[AIM OF THE EXERCISE]: Find every line in the records below that holds the word "April" and copy it.

begin EXERCISE INPUT

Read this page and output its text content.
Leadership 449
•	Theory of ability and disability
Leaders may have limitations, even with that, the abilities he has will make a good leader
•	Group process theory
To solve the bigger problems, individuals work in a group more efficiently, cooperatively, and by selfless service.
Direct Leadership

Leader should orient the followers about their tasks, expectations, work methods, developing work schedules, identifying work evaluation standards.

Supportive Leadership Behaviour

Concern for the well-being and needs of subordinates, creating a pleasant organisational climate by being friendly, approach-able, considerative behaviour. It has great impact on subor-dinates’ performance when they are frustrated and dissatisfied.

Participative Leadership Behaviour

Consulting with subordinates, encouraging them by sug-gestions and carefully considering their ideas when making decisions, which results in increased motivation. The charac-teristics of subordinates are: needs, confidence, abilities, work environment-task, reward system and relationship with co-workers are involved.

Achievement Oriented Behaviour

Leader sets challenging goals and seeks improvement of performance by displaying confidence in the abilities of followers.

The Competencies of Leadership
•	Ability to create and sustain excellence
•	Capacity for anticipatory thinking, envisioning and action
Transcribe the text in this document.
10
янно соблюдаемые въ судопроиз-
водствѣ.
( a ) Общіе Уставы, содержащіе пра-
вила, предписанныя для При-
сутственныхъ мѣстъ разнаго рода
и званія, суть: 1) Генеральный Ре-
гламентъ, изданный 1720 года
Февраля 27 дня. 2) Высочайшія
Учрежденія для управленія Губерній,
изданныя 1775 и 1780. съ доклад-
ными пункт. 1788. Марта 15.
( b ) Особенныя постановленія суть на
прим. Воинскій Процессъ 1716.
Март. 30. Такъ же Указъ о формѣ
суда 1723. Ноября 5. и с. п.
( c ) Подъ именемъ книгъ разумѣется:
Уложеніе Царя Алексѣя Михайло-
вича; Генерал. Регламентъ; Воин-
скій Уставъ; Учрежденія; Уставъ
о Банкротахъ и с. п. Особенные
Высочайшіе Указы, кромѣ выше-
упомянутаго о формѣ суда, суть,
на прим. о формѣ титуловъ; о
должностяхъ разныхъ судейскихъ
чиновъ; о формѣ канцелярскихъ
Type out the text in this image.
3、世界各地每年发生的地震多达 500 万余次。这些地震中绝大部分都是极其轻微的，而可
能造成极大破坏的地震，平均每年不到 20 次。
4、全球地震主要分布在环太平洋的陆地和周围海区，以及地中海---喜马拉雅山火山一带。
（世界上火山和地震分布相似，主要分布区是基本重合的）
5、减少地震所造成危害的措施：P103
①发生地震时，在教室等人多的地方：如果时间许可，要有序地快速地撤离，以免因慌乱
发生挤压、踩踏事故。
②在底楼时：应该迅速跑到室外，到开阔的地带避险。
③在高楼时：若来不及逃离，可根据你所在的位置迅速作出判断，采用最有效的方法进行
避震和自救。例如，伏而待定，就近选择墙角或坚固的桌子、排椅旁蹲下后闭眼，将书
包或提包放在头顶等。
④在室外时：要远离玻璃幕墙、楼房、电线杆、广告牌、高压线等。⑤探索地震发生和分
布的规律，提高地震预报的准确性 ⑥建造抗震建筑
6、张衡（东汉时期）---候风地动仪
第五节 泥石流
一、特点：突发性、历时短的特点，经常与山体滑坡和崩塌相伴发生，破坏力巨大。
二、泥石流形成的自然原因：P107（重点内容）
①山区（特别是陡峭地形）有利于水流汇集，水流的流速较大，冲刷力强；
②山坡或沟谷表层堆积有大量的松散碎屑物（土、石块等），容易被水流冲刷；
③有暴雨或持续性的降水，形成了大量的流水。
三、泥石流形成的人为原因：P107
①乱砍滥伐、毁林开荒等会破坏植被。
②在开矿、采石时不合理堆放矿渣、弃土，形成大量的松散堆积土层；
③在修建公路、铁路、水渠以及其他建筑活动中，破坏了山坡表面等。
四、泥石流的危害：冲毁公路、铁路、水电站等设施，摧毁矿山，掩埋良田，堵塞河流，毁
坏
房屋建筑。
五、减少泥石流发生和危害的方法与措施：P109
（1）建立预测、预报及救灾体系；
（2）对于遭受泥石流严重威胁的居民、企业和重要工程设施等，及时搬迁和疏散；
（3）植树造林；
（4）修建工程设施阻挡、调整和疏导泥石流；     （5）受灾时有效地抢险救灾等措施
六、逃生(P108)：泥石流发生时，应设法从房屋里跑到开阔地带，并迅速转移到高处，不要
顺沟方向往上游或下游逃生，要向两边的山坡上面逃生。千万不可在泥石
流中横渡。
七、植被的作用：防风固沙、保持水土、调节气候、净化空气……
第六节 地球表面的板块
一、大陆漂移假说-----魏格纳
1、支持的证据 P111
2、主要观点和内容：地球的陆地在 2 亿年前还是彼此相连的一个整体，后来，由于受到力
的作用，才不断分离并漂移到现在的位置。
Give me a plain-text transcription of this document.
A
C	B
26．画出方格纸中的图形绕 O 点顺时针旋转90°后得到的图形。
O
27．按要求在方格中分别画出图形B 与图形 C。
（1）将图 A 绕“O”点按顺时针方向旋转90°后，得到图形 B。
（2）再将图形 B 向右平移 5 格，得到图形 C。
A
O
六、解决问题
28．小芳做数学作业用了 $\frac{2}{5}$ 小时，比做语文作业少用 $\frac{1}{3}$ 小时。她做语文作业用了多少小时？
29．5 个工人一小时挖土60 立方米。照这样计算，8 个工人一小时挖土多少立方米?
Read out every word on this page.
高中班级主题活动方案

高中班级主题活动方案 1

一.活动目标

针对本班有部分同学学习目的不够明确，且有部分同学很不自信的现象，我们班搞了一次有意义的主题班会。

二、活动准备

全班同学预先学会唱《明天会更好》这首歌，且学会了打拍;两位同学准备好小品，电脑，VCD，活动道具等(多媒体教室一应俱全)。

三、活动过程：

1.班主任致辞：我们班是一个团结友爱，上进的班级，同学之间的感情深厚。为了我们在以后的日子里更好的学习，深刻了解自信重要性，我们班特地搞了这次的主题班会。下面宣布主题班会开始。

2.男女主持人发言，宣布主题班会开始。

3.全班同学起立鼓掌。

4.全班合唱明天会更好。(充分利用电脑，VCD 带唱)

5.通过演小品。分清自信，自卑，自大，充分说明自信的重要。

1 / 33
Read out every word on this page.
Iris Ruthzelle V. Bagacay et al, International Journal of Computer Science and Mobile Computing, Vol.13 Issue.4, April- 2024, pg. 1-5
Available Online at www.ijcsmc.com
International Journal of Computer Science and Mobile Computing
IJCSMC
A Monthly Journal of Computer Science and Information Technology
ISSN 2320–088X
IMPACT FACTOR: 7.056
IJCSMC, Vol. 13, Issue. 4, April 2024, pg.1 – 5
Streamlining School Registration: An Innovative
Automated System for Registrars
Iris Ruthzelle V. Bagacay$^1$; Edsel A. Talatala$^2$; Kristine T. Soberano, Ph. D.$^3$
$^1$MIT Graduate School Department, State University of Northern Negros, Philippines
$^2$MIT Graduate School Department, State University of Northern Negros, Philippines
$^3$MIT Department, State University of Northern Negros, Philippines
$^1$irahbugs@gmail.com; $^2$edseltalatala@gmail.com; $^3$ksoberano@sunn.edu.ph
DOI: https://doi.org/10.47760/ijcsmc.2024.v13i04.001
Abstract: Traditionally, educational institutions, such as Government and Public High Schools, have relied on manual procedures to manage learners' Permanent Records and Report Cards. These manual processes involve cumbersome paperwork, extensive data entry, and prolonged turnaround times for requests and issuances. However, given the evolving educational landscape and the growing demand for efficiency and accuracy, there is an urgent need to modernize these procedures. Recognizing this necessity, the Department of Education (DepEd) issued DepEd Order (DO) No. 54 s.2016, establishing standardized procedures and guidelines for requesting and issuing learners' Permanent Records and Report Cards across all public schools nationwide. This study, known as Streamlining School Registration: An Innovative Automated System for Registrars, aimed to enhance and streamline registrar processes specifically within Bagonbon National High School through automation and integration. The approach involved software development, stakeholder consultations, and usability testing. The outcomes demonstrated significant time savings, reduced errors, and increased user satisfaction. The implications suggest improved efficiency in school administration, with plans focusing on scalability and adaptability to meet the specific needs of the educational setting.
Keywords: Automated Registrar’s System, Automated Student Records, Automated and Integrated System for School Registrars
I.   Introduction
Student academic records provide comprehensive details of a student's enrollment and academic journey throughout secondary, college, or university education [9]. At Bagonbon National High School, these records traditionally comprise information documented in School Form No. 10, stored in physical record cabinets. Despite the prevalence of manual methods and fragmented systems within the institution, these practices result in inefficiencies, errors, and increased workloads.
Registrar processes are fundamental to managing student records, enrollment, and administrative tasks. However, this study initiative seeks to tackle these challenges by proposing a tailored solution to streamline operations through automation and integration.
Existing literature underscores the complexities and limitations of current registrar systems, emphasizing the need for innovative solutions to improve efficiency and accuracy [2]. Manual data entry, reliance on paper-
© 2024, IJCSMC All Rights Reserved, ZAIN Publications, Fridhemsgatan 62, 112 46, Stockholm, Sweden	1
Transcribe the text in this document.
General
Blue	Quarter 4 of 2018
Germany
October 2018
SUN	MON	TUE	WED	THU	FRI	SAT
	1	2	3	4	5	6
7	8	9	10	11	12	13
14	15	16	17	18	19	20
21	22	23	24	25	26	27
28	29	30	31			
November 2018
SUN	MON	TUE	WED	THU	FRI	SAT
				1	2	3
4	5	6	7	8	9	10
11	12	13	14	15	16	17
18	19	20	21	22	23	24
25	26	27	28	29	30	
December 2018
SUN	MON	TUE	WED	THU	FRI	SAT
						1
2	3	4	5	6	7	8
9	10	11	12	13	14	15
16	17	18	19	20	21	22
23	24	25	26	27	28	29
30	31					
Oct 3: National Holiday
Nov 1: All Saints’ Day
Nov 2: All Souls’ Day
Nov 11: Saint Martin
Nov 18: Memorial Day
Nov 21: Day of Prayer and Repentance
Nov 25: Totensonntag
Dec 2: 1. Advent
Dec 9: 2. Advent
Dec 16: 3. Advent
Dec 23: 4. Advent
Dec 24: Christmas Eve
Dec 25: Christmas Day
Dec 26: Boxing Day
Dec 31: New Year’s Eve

end EXERCISE INPUT

[RESPONSE]:
Iris Ruthzelle V. Bagacay et al, International Journal of Computer Science and Mobile Computing, Vol.13 Issue.4, April- 2024, pg. 1-5
IJCSMC, Vol. 13, Issue. 4, April 2024, pg.1 – 5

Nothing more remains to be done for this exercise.